[start of EXERCISE DATA]

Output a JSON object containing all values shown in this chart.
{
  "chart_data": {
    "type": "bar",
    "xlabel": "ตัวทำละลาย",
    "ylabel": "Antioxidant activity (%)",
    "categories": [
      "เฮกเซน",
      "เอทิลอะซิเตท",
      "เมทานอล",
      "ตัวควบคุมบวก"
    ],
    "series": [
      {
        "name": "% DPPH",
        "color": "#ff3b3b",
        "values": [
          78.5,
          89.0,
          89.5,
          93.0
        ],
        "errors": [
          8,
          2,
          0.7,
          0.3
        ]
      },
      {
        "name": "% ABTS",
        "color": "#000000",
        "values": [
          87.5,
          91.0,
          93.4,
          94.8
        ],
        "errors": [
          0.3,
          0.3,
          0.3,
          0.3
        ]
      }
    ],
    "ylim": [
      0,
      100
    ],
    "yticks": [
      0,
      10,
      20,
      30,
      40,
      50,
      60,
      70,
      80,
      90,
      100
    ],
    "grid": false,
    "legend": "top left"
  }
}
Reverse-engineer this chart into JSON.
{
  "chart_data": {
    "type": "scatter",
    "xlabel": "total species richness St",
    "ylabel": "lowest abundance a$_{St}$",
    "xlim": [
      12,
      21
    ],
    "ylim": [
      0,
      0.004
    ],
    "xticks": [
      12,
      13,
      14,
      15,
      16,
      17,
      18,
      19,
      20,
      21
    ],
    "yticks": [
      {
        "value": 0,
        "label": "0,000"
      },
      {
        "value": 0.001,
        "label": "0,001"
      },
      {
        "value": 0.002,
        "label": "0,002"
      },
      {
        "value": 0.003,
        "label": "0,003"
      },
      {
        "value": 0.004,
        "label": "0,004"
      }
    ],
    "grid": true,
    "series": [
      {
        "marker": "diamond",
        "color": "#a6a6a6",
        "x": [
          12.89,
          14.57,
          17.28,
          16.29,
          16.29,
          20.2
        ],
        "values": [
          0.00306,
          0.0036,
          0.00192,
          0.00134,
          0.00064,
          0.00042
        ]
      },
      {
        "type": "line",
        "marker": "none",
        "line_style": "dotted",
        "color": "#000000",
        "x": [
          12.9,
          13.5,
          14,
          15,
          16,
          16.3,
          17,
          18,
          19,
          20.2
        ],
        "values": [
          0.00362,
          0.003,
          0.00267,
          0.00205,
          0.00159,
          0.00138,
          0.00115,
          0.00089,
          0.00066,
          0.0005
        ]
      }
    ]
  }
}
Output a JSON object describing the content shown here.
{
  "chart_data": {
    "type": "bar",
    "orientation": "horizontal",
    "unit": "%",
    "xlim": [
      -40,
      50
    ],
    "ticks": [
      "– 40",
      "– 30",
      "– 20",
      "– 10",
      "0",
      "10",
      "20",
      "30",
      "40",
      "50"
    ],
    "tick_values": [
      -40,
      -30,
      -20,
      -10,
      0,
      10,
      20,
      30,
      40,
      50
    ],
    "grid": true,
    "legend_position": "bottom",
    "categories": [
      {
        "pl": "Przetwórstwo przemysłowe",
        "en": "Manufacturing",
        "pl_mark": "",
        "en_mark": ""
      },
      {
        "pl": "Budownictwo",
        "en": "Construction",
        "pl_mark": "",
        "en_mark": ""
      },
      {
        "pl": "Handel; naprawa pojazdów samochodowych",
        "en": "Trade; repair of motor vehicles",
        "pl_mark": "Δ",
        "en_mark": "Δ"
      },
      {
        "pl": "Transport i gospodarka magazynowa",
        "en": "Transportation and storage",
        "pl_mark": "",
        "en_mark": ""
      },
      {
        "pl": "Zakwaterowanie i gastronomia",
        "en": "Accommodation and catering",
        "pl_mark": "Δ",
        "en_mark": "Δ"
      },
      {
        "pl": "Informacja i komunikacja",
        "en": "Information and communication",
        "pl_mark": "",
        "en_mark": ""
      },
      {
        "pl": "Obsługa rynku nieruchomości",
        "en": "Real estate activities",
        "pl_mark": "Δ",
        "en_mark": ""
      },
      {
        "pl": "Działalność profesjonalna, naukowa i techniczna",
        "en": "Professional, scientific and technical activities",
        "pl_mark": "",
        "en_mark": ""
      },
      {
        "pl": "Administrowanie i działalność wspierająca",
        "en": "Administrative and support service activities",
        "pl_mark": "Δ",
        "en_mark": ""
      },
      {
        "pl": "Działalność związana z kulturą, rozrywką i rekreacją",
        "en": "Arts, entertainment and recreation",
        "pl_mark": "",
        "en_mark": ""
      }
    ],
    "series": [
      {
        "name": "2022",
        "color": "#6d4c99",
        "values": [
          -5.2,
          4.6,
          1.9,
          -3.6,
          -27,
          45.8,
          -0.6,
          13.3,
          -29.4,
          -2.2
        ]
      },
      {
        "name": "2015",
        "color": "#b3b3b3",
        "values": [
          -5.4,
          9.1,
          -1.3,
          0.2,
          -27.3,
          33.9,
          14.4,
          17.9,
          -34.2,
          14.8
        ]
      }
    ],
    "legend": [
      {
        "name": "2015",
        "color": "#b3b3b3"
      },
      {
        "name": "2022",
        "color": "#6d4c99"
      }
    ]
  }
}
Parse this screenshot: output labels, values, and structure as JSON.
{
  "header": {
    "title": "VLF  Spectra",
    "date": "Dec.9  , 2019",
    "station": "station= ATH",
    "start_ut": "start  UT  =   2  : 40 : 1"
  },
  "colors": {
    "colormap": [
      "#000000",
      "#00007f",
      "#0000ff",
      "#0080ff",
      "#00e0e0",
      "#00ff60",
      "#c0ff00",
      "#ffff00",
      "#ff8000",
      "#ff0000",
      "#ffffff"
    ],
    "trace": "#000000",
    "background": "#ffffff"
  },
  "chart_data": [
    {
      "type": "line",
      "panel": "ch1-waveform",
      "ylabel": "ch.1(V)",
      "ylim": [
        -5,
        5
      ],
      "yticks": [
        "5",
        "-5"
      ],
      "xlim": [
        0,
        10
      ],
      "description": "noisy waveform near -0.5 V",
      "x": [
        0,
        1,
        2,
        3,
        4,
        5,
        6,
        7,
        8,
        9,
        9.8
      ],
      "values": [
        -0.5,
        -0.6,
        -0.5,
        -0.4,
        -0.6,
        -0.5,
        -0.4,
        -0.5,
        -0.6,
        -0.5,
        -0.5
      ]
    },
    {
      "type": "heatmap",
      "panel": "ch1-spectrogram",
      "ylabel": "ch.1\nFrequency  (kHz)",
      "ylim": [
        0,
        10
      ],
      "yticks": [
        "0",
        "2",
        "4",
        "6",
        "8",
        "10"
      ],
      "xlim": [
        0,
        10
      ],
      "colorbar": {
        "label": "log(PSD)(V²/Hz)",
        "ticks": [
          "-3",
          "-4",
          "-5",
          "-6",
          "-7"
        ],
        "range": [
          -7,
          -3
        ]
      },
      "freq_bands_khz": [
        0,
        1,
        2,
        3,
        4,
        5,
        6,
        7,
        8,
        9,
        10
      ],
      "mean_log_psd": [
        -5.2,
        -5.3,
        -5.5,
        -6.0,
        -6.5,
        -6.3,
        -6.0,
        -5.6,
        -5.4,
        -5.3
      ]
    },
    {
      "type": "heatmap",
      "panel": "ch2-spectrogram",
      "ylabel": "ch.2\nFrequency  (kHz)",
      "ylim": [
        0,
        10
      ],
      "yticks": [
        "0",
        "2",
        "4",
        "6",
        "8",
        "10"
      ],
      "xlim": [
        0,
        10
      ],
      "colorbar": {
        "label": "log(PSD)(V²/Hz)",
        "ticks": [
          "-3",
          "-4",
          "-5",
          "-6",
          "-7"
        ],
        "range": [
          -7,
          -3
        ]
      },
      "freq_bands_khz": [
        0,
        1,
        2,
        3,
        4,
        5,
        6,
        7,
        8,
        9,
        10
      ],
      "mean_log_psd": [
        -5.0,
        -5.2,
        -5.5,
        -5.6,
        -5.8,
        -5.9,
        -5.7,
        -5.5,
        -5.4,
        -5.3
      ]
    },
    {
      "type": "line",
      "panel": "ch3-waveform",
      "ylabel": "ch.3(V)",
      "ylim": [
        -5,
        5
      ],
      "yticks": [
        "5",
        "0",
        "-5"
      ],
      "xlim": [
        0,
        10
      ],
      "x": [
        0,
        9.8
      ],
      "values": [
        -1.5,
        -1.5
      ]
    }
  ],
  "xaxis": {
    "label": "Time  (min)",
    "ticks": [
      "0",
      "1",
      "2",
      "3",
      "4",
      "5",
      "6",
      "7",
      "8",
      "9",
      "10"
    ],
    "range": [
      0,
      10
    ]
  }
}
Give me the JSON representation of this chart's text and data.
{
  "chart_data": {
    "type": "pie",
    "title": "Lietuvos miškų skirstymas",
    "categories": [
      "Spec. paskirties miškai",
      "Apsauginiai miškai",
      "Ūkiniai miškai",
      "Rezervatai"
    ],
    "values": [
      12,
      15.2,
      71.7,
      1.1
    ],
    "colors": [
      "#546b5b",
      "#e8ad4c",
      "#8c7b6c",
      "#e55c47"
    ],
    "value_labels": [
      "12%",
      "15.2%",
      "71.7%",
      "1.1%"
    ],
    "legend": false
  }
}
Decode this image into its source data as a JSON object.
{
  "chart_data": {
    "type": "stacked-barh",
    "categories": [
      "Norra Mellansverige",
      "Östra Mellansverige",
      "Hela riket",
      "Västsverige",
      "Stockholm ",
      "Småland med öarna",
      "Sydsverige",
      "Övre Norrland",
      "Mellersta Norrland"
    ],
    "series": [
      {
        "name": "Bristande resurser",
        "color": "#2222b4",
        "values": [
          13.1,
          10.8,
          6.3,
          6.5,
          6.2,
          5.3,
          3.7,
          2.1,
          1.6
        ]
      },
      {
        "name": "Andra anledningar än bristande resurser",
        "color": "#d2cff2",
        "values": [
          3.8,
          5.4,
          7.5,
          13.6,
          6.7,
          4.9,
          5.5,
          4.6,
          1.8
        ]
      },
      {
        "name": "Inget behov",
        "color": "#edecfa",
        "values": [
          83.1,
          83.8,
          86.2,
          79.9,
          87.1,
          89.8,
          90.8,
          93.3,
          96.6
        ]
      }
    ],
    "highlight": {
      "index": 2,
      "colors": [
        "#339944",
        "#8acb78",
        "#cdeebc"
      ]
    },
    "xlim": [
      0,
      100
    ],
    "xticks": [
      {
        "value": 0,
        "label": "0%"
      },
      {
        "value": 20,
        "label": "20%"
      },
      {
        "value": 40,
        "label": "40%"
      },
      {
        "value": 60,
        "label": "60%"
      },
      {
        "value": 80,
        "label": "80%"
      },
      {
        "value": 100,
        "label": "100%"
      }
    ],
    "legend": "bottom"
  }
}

[end of EXERCISE DATA]

WRITTEN EXERCISE: Supply the count of lines in the entries that contain the word "resurser", and nothing besides.

THE SOLUTION: 2